▶ **THE TASK**
Return only the number of lines holding the word "СССР".

— START —

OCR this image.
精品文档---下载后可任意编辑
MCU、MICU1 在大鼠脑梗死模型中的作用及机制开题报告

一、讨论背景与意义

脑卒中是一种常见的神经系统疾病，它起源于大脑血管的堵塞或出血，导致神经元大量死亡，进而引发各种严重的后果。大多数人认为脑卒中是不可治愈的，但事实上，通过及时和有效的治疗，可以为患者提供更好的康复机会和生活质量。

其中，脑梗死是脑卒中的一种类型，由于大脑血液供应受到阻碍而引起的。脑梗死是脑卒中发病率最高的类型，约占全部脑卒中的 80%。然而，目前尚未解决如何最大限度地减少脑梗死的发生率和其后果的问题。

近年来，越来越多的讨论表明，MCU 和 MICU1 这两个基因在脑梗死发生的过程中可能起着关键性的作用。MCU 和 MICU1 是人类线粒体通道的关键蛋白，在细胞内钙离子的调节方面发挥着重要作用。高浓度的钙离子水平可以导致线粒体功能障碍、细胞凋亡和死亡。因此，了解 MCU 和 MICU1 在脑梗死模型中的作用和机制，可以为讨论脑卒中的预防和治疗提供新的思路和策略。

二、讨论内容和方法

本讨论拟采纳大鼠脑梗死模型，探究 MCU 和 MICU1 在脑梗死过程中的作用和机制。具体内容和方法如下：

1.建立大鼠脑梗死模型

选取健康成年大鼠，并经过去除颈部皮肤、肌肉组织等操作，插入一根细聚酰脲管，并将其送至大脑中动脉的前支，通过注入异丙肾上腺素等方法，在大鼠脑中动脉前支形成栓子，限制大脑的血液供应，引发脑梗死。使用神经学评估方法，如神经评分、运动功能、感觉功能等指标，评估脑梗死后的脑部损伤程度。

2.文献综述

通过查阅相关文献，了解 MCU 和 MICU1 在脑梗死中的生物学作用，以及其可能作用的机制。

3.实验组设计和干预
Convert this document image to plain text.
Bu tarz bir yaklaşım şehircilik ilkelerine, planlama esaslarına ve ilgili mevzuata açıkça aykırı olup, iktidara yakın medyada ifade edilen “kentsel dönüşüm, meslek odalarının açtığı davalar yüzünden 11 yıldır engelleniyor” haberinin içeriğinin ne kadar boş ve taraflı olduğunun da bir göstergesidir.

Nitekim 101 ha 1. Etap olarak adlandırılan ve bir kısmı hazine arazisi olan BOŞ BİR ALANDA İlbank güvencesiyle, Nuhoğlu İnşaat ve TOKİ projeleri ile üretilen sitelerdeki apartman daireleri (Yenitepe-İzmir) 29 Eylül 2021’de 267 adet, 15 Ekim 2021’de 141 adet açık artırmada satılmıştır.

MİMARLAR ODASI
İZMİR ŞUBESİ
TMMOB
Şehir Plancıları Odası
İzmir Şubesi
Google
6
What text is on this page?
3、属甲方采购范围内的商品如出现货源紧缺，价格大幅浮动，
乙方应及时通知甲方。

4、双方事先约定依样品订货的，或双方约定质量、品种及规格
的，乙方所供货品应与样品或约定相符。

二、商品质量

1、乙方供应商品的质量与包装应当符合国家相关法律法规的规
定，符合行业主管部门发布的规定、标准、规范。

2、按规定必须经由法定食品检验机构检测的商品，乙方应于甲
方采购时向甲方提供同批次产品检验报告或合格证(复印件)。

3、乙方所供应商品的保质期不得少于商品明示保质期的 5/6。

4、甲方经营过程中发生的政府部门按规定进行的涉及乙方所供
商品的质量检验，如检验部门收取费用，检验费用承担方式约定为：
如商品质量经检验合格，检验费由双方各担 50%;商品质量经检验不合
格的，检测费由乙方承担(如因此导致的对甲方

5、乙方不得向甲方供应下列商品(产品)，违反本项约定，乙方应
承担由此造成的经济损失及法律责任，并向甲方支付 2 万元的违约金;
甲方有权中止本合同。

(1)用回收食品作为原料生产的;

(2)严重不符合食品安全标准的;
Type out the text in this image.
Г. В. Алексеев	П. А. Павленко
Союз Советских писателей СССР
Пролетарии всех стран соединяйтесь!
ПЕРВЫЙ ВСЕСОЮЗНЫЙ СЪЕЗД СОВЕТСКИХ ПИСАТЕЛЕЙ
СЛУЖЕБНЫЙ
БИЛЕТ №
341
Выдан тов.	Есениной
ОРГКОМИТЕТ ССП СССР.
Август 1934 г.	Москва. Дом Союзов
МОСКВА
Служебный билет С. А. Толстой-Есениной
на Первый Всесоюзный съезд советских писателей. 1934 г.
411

— END —

▶ **RESPONSE**
2